DATA LISTING:
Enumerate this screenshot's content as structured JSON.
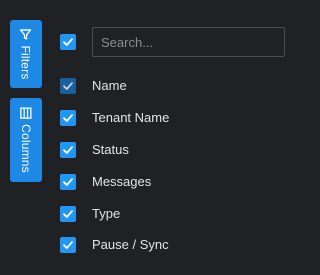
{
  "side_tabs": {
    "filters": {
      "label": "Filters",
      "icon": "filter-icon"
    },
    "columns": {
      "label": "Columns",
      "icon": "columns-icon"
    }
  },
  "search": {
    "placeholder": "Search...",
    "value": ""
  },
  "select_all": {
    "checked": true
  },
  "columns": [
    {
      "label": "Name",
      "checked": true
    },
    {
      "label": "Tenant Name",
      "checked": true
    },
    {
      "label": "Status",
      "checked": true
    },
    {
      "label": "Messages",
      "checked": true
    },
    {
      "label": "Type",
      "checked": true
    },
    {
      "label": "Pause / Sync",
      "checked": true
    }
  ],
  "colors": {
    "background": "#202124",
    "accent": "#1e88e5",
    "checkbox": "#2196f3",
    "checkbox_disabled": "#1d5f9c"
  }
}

WHAT YOU HAVE TO DO:
Set down every entry word for word, but omit the pictures.

THE SOLUTION:
Enumerate this screenshot's content as structured JSON.
{
  "side_tabs": {
    "filters": {
      "label": "Filters",
      "icon": "filter-icon"
    },
    "columns": {
      "label": "Columns",
      "icon": "columns-icon"
    }
  },
  "search": {
    "placeholder": "Search...",
    "value": ""
  },
  "select_all": {
    "checked": true
  },
  "columns": [
    {
      "label": "Name",
      "checked": true
    },
    {
      "label": "Tenant Name",
      "checked": true
    },
    {
      "label": "Status",
      "checked": true
    },
    {
      "label": "Messages",
      "checked": true
    },
    {
      "label": "Type",
      "checked": true
    },
    {
      "label": "Pause / Sync",
      "checked": true
    }
  ],
  "colors": {
    "background": "#202124",
    "accent": "#1e88e5",
    "checkbox": "#2196f3",
    "checkbox_disabled": "#1d5f9c"
  }
}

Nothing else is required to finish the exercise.